## start Given records

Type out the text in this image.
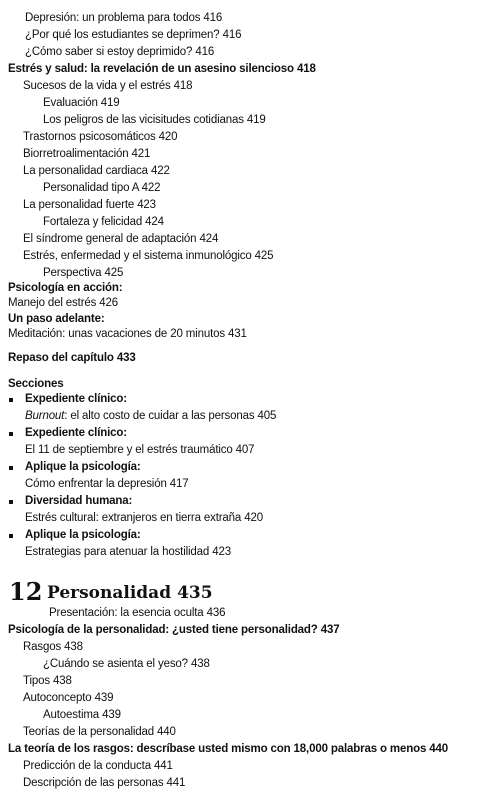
Depresión: un problema para todos 416
¿Por qué los estudiantes se deprimen? 416
¿Cómo saber si estoy deprimido? 416
Estrés y salud: la revelación de un asesino silencioso 418
Sucesos de la vida y el estrés 418
Evaluación 419
Los peligros de las vicisitudes cotidianas 419
Trastornos psicosomáticos 420
Biorretroalimentación 421
La personalidad cardiaca 422
Personalidad tipo A 422
La personalidad fuerte 423
Fortaleza y felicidad 424
El síndrome general de adaptación 424
Estrés, enfermedad y el sistema inmunológico 425
Perspectiva 425
Psicología en acción:
Manejo del estrés 426
Un paso adelante:
Meditación: unas vacaciones de 20 minutos 431
Repaso del capítulo 433
Secciones
Expediente clínico:
Burnout: el alto costo de cuidar a las personas 405
Expediente clínico:
El 11 de septiembre y el estrés traumático 407
Aplique la psicología:
Cómo enfrentar la depresión 417
Diversidad humana:
Estrés cultural: extranjeros en tierra extraña 420
Aplique la psicología:
Estrategias para atenuar la hostilidad 423
12 Personalidad 435
Presentación: la esencia oculta 436
Psicología de la personalidad: ¿usted tiene personalidad? 437
Rasgos 438
¿Cuándo se asienta el yeso? 438
Tipos 438
Autoconcepto 439
Autoestima 439
Teorías de la personalidad 440
La teoría de los rasgos: descríbase usted mismo con 18,000 palabras o menos 440
Predicción de la conducta 441
Descripción de las personas 441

## end Given records

Problem description: Quote every entry exactly, with the pictures omitted.

Reply to the exercise:
Type out the text in this image.
Depresión: un problema para todos 416
¿Por qué los estudiantes se deprimen? 416
¿Cómo saber si estoy deprimido? 416
Estrés y salud: la revelación de un asesino silencioso 418
Sucesos de la vida y el estrés 418
Evaluación 419
Los peligros de las vicisitudes cotidianas 419
Trastornos psicosomáticos 420
Biorretroalimentación 421
La personalidad cardiaca 422
Personalidad tipo A 422
La personalidad fuerte 423
Fortaleza y felicidad 424
El síndrome general de adaptación 424
Estrés, enfermedad y el sistema inmunológico 425
Perspectiva 425
Psicología en acción:
Manejo del estrés 426
Un paso adelante:
Meditación: unas vacaciones de 20 minutos 431
Repaso del capítulo 433
Secciones
Expediente clínico:
Burnout: el alto costo de cuidar a las personas 405
Expediente clínico:
El 11 de septiembre y el estrés traumático 407
Aplique la psicología:
Cómo enfrentar la depresión 417
Diversidad humana:
Estrés cultural: extranjeros en tierra extraña 420
Aplique la psicología:
Estrategias para atenuar la hostilidad 423
12 Personalidad 435
Presentación: la esencia oculta 436
Psicología de la personalidad: ¿usted tiene personalidad? 437
Rasgos 438
¿Cuándo se asienta el yeso? 438
Tipos 438
Autoconcepto 439
Autoestima 439
Teorías de la personalidad 440
La teoría de los rasgos: descríbase usted mismo con 18,000 palabras o menos 440
Predicción de la conducta 441
Descripción de las personas 441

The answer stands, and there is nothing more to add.